Exercises:
1. From the notebook on flour densities, reproduce the part that opens with the words containing "This is where" and closes with "to nearest gram)", swapping "calculations" for "computations".
2. Restate as a short list the comment paragraph in the flour density notebook that begins "# Densities for flour types", keeping its main facts.

Extract provided:
══════════
BreadPlan Science!

This is where I'm doing the calculations that go into BreadPlan


In [19]:
# Densities for flour types in grams/cup according to different sources
# USDA and Gold Medal from http://www.weekendbakery.com/cooking-conversions/
# King Arthur from http://www.kingarthurflour.com/recipe/master-weight-chart.html 
# (rounded to nearest gram)
whole_wheat = {
               "USDA": 125,
               "Gold Medal": 128,
               "King Arthur": 113,
               }
all_purpose = {
               "USDA": 125,
               "Gold Medal": 130,
               "King Arthur": 120
               }
bread_flour = {
               "USDA": 127,
               "Gold Medal": 135,
               "King Arthur": 120
               }
rye         = {
               "USDA": 102,
                # couldn't find Gold Medal's reported density for rye flour (do they make it?)
               "King Arthur Medium Rye": 103,
               "King Arthur White Rye": 106
               }

In [4]:
import numpy

In [24]:
values = lambda flour: [grams for key, grams in flour.iteritems() if key not in ["average", "std"]]

In [25]:
# Compute average density
whole_wheat["average"] = numpy.mean(values(whole_wheat))
all_purpose["average"] = numpy.mean(values(all_purpose))
bread_flour["average"] = numpy.mean(values(bread_flour))
rye["average"] = numpy.mean(values(rye))

In [26]:
# Compute standard deviations
whole_wheat["std"] = numpy.std(values(whole_wheat))
all_purpose["std"] = numpy.std(values(all_purpose))
bread_flour["std"] = numpy.std(values(bread_flour))
rye["std"] = numpy.std(values(rye))

In [27]:
whole_wheat


Out[27]:
{'Gold Medal': 128,
 'King Arthur': 113,
 'USDA': 125,
 'average': 122.0,
 'std': 6.4807406984078604}

In [28]:
all_purpose


Out[28]:
{'Gold Medal': 130,
 'King Arthur': 120,
 'USDA': 125,
 'average': 125.0,
 'std': 4.0824829046386304}

In [29]:
bread_flour


Out[29]:
{'Gold Medal': 135,
 'King Arthur': 120,
 'USDA': 127,
 'average': 127.33333333333333,
 'std': 6.1282587702834119}

In [30]:
rye


Out[30]:
{'King Arthur Medium Rye': 103,
 'King Arthur White Rye': 106,
 'USDA': 102,
 'average': 103.66666666666667,
 'std': 1.699673171197595}

In [2]:
# A nice simple percentage function
percentage = lambda part, whole: (part * whole) / 100.0

In [4]:
# Eggs!
large_egg = 54.4 # USDA large egg (this is American)
shell = percentage(13, large_egg) #


Out[4]:
7.071999999999999

In [ ]:
══════════
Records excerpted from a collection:
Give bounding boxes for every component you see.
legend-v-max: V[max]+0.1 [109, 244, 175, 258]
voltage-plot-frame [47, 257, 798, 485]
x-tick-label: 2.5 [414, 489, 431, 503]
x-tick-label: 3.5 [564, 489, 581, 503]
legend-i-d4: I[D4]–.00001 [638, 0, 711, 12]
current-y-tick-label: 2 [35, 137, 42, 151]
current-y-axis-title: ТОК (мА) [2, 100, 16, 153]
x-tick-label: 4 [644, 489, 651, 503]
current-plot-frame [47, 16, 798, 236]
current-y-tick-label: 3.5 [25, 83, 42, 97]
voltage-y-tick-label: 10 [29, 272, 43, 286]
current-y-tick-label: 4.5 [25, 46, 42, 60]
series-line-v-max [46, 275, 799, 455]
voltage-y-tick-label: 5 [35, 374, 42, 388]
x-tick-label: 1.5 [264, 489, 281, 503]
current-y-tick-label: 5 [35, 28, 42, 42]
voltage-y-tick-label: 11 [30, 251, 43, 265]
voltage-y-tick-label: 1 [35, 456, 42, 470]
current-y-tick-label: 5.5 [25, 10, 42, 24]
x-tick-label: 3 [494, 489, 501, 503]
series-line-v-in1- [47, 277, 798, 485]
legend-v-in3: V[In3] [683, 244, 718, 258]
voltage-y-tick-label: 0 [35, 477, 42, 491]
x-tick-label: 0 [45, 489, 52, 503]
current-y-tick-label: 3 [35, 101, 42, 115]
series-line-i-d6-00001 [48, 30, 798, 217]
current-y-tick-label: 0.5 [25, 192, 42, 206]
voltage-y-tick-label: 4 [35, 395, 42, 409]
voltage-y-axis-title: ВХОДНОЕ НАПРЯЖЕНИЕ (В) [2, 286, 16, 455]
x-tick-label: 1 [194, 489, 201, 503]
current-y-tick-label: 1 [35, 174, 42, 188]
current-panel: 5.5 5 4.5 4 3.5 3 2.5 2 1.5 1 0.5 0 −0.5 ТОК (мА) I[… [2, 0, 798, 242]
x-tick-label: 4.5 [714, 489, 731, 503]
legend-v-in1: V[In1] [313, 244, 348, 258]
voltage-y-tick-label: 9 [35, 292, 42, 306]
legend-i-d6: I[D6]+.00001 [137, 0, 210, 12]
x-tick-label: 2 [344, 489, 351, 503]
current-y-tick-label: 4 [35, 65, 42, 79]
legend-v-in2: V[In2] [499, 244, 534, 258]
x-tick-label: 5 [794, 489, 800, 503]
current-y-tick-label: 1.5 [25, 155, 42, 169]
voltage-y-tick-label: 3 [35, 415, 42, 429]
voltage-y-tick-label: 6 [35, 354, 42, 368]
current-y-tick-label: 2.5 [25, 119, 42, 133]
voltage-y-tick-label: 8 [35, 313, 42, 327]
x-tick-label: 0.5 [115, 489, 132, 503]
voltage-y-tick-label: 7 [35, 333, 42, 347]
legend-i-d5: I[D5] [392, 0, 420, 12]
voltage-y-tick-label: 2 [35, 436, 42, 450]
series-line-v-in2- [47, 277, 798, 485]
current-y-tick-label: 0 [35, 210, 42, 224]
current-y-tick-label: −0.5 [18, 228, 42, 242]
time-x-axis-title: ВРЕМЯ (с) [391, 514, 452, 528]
══════════
Task answers:
1.
This is where I'm doing the computations that go into BreadPlan


In [19]:
# Densities for flour types in grams/cup according to different sources
# USDA and Gold Medal from http://www.weekendbakery.com/cooking-conversions/
# King Arthur from http://www.kingarthurflour.com/recipe/master-weight-chart.html 
# (rounded to nearest gram)

2.
- Flour densities are given in grams per cup, taken from different sources.
- USDA and Gold Medal figures: http://www.weekendbakery.com/cooking-conversions/
- King Arthur figures: http://www.kingarthurflour.com/recipe/master-weight-chart.html (rounded to the nearest gram)